* _Data section_
--- begin ---

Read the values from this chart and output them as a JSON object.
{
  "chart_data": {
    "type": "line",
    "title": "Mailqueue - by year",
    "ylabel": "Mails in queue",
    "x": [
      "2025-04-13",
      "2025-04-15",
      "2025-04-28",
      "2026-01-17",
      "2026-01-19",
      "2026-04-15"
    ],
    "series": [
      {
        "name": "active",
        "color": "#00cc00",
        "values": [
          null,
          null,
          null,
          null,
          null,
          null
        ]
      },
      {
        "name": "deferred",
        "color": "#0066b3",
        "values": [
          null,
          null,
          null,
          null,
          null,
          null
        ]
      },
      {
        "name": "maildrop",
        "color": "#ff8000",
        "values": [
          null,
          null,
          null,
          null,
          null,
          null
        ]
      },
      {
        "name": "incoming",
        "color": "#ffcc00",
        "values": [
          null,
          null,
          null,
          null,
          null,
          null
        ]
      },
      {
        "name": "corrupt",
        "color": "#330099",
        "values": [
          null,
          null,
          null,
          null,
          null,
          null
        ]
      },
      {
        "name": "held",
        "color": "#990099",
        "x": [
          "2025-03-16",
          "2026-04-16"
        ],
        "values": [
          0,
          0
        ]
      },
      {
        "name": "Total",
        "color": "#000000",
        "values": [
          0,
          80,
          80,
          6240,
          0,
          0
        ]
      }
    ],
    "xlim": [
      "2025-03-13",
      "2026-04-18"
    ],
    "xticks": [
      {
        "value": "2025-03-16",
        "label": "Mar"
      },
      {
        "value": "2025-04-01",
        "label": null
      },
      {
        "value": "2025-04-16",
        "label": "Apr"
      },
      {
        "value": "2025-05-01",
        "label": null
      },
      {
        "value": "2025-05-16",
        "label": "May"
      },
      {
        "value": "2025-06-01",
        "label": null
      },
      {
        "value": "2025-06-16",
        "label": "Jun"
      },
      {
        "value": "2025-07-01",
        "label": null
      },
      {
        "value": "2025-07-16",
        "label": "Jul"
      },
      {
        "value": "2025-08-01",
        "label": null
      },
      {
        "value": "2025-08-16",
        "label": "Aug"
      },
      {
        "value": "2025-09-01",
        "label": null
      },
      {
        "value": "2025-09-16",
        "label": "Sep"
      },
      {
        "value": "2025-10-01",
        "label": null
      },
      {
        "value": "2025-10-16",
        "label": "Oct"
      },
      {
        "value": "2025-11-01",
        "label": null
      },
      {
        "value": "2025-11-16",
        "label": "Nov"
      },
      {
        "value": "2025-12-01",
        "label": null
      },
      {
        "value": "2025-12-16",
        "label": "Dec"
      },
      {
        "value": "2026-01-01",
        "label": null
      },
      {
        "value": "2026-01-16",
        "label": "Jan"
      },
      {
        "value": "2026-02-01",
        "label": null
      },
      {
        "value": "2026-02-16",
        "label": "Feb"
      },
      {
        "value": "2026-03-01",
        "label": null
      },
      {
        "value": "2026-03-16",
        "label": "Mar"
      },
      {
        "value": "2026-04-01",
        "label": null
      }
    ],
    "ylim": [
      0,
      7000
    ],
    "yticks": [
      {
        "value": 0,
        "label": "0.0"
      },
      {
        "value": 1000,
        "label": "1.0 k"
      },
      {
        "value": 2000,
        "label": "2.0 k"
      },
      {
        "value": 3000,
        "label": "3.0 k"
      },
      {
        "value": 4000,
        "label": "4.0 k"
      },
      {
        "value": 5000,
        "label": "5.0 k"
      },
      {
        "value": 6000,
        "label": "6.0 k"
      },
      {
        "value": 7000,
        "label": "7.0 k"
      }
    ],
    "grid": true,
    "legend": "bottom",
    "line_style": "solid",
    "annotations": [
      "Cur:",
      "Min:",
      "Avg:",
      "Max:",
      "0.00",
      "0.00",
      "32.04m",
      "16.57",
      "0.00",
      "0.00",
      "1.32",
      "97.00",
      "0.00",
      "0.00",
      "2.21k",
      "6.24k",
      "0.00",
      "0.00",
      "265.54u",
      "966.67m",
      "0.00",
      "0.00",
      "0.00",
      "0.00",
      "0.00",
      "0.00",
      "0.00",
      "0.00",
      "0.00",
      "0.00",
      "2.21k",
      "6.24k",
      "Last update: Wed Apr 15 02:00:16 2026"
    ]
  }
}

--- end ---

* _Given exercise_
Reproduce the records above exactly.

* _Result below_
Read the values from this chart and output them as a JSON object.
{
  "chart_data": {
    "type": "line",
    "title": "Mailqueue - by year",
    "ylabel": "Mails in queue",
    "x": [
      "2025-04-13",
      "2025-04-15",
      "2025-04-28",
      "2026-01-17",
      "2026-01-19",
      "2026-04-15"
    ],
    "series": [
      {
        "name": "active",
        "color": "#00cc00",
        "values": [
          null,
          null,
          null,
          null,
          null,
          null
        ]
      },
      {
        "name": "deferred",
        "color": "#0066b3",
        "values": [
          null,
          null,
          null,
          null,
          null,
          null
        ]
      },
      {
        "name": "maildrop",
        "color": "#ff8000",
        "values": [
          null,
          null,
          null,
          null,
          null,
          null
        ]
      },
      {
        "name": "incoming",
        "color": "#ffcc00",
        "values": [
          null,
          null,
          null,
          null,
          null,
          null
        ]
      },
      {
        "name": "corrupt",
        "color": "#330099",
        "values": [
          null,
          null,
          null,
          null,
          null,
          null
        ]
      },
      {
        "name": "held",
        "color": "#990099",
        "x": [
          "2025-03-16",
          "2026-04-16"
        ],
        "values": [
          0,
          0
        ]
      },
      {
        "name": "Total",
        "color": "#000000",
        "values": [
          0,
          80,
          80,
          6240,
          0,
          0
        ]
      }
    ],
    "xlim": [
      "2025-03-13",
      "2026-04-18"
    ],
    "xticks": [
      {
        "value": "2025-03-16",
        "label": "Mar"
      },
      {
        "value": "2025-04-01",
        "label": null
      },
      {
        "value": "2025-04-16",
        "label": "Apr"
      },
      {
        "value": "2025-05-01",
        "label": null
      },
      {
        "value": "2025-05-16",
        "label": "May"
      },
      {
        "value": "2025-06-01",
        "label": null
      },
      {
        "value": "2025-06-16",
        "label": "Jun"
      },
      {
        "value": "2025-07-01",
        "label": null
      },
      {
        "value": "2025-07-16",
        "label": "Jul"
      },
      {
        "value": "2025-08-01",
        "label": null
      },
      {
        "value": "2025-08-16",
        "label": "Aug"
      },
      {
        "value": "2025-09-01",
        "label": null
      },
      {
        "value": "2025-09-16",
        "label": "Sep"
      },
      {
        "value": "2025-10-01",
        "label": null
      },
      {
        "value": "2025-10-16",
        "label": "Oct"
      },
      {
        "value": "2025-11-01",
        "label": null
      },
      {
        "value": "2025-11-16",
        "label": "Nov"
      },
      {
        "value": "2025-12-01",
        "label": null
      },
      {
        "value": "2025-12-16",
        "label": "Dec"
      },
      {
        "value": "2026-01-01",
        "label": null
      },
      {
        "value": "2026-01-16",
        "label": "Jan"
      },
      {
        "value": "2026-02-01",
        "label": null
      },
      {
        "value": "2026-02-16",
        "label": "Feb"
      },
      {
        "value": "2026-03-01",
        "label": null
      },
      {
        "value": "2026-03-16",
        "label": "Mar"
      },
      {
        "value": "2026-04-01",
        "label": null
      }
    ],
    "ylim": [
      0,
      7000
    ],
    "yticks": [
      {
        "value": 0,
        "label": "0.0"
      },
      {
        "value": 1000,
        "label": "1.0 k"
      },
      {
        "value": 2000,
        "label": "2.0 k"
      },
      {
        "value": 3000,
        "label": "3.0 k"
      },
      {
        "value": 4000,
        "label": "4.0 k"
      },
      {
        "value": 5000,
        "label": "5.0 k"
      },
      {
        "value": 6000,
        "label": "6.0 k"
      },
      {
        "value": 7000,
        "label": "7.0 k"
      }
    ],
    "grid": true,
    "legend": "bottom",
    "line_style": "solid",
    "annotations": [
      "Cur:",
      "Min:",
      "Avg:",
      "Max:",
      "0.00",
      "0.00",
      "32.04m",
      "16.57",
      "0.00",
      "0.00",
      "1.32",
      "97.00",
      "0.00",
      "0.00",
      "2.21k",
      "6.24k",
      "0.00",
      "0.00",
      "265.54u",
      "966.67m",
      "0.00",
      "0.00",
      "0.00",
      "0.00",
      "0.00",
      "0.00",
      "0.00",
      "0.00",
      "0.00",
      "0.00",
      "2.21k",
      "6.24k",
      "Last update: Wed Apr 15 02:00:16 2026"
    ]
  }
}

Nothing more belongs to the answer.